"Je n'ai jamais envisagé autre chose que la religion catholique, justement à cause de l'incarnation." Françoise Mallet Joris
Rembrandt : Jésus, l'homme-Dieu2 - DEFINIR LES MOTS Je ne savais pas où je m'embarquais, lorsque j'ai choisi de vous présenter cette année le mystère de l'Incarnation. En janvier, dans la première séquence, il fallait lire et relire les passages du Nouveau Testament qui disent la foi des premiers témoins, essentiellement les Apôtres. Mais, en y regardant d'un peu près, je m'aperçois que c'est comme une pelote de laine emmêlée : on tire sur un fil, et il vient, avec des noeuds, des longueurs et des longueurs de fil. Allez savoir où ça commence et où ça s'arrête ! Donc, on va cheminer, et je crois que le chemin sera plus long que je ne le pensais, peut-être même avec nombre de virages.
Mais voilà que me revient à l'esprit une sentence de Confucius : "Si j'étais empereur de Chine, disait-il un jour, je prendrais un décret pour définir les mots." C'est vrai : on éviterait ainsi quantité de malentendus. C'est pourquoi, ce mois-ci, pour continuer notre recherche, je vous invite à réfléchir sur trois mots couramment employés pour parler de Jésus-Christ: Le Verbe - qui s'est fait chair - qui est Fils de Dieu.
1 - AU COMMENCEMENT ETAIT LE VERBE.

____________

• Consigne A
Répondez à ces questions sur le texte consacré à l'Incarnation.
(i) Quels passages fallait-il lire et relire en janvier, dans la première séquence ?
(ii) À quoi le texte compare-t-il ces passages quand on les regarde d'un peu près ?
(iii) Selon Confucius, que ferait-il s'il était empereur de Chine ?
• Consigne B
Poursuivez le texte sur l'Incarnation à partir de l'endroit où il s'arrête.
Le matériel ne joue aucun rôle ici.

• Données affichées
____________

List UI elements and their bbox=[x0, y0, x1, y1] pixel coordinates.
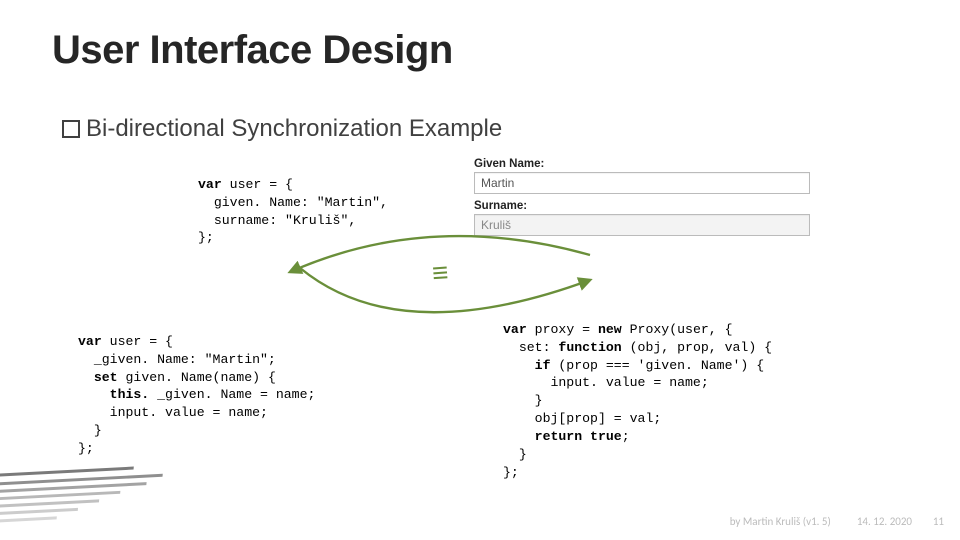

____________

• Réponse A
(i) Les passages du Nouveau Testament qui disent la foi des premiers témoins, essentiellement les Apôtres.
(ii) À une pelote de laine emmêlée.
(iii) Il prendrait un décret pour définir les mots.

• Réponse B
C'est ainsi que commence l'Evangile selon saint Jean. Première erreur à éviter : celle qui consisterait à prendre le mot "verbe" dans son sens grammatical : un mot qui sous-tend une action, un mot qu'on peut conjuguer ; dans une phrase, il y a un sujet, un verbe et un complément. Ce n'est pas de cela qu'il s'agit.
Verbe, c'est la traduction du mot latin verbum, qui signifie parole. Si bien que plusieurs traductions de l'Evangile écrivent : "Au commencement était la parole". Seulement voilà : en français, employer, pour traduire verbum, le mot "parole" réduit des trois-quart le sens du mot latin, qui est lui-même la traduction du mot grec employé par saint Jean (n'oubliez pas que les évangiles ont été écrits en grec). Le mot grec, c'est logos. Et le mot logos, pour les premiers lecteurs, est un mot lourd de signification philosophique et religieuse.
Il s'agit, pour faire simple, d'une parole qui ne sert pas seulement à informer (comme lorsque je dis : il fait beau ce matin). Le Logos, c'est une parole créatrice, qui régit et organise le cosmos. Cela vous étonne, qu'on emploie le mot parole dans ce sens ? Moi, pas ! Pour reprendre le mot du poète (Vercors ou Aragon ? je ne sais plus) s'adressant à sa bien-aimée, "Ta parole me construit". Et si je fais appel à ma propre expérience, je me souviens de paroles qui, tout au long de ma vie, m'ont "construit" tel que je suis aujourd'hui. Je vous invite à faire vous-même cette expérience et à prendre le temps de vous souvenir de paroles (conversations, réflexions, remarques, petits mots d'amour) qui vous ont créés tels que vous êtes à ce jour.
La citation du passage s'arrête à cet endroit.